## [Exercise goal]
Filter the entries, keeping every line with the word "nothing".

((

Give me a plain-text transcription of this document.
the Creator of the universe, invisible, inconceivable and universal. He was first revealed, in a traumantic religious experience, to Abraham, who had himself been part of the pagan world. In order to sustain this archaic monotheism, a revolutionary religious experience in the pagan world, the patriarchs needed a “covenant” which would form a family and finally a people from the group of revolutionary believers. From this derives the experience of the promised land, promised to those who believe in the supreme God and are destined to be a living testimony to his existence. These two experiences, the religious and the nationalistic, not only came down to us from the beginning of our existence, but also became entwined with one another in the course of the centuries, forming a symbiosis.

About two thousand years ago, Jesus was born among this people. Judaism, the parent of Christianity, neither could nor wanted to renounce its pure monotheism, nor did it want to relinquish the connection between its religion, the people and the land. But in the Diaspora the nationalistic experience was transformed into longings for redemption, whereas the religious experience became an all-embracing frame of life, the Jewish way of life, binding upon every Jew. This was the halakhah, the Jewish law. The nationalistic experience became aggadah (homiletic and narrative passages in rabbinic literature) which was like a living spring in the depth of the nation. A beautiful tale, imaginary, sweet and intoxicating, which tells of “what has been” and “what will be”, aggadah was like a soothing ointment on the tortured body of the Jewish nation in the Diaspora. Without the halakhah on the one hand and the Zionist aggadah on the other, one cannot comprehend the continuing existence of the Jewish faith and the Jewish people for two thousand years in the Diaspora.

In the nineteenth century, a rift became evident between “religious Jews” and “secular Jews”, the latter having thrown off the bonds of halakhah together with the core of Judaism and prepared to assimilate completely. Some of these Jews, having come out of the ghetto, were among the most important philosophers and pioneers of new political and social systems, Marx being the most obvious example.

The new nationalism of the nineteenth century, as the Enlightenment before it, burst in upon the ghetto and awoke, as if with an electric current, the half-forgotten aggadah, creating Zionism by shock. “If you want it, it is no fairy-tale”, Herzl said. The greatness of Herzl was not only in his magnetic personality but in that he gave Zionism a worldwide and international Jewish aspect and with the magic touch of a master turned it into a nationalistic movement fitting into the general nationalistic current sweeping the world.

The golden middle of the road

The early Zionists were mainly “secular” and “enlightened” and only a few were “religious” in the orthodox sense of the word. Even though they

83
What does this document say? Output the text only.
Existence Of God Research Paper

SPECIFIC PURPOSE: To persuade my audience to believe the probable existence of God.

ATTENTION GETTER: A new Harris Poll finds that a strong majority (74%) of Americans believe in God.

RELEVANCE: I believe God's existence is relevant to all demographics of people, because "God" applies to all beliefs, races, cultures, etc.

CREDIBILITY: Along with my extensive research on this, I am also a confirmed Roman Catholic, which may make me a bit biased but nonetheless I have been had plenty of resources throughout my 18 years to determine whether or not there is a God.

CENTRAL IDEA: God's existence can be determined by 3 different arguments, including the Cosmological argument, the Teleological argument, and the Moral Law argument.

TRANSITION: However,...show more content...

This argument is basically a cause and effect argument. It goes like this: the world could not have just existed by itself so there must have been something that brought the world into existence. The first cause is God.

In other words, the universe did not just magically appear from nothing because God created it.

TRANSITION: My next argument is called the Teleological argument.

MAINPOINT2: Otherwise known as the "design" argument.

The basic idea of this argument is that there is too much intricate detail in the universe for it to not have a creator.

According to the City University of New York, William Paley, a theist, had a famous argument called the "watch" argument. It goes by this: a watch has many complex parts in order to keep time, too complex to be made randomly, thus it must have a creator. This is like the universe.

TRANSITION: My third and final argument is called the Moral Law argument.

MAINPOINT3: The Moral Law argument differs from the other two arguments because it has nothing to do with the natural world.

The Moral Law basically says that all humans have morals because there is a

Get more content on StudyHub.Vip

))

## [Answer to this task]
In other words, the universe did not just magically appear from nothing because God created it.
MAINPOINT3: The Moral Law argument differs from the other two arguments because it has nothing to do with the natural world.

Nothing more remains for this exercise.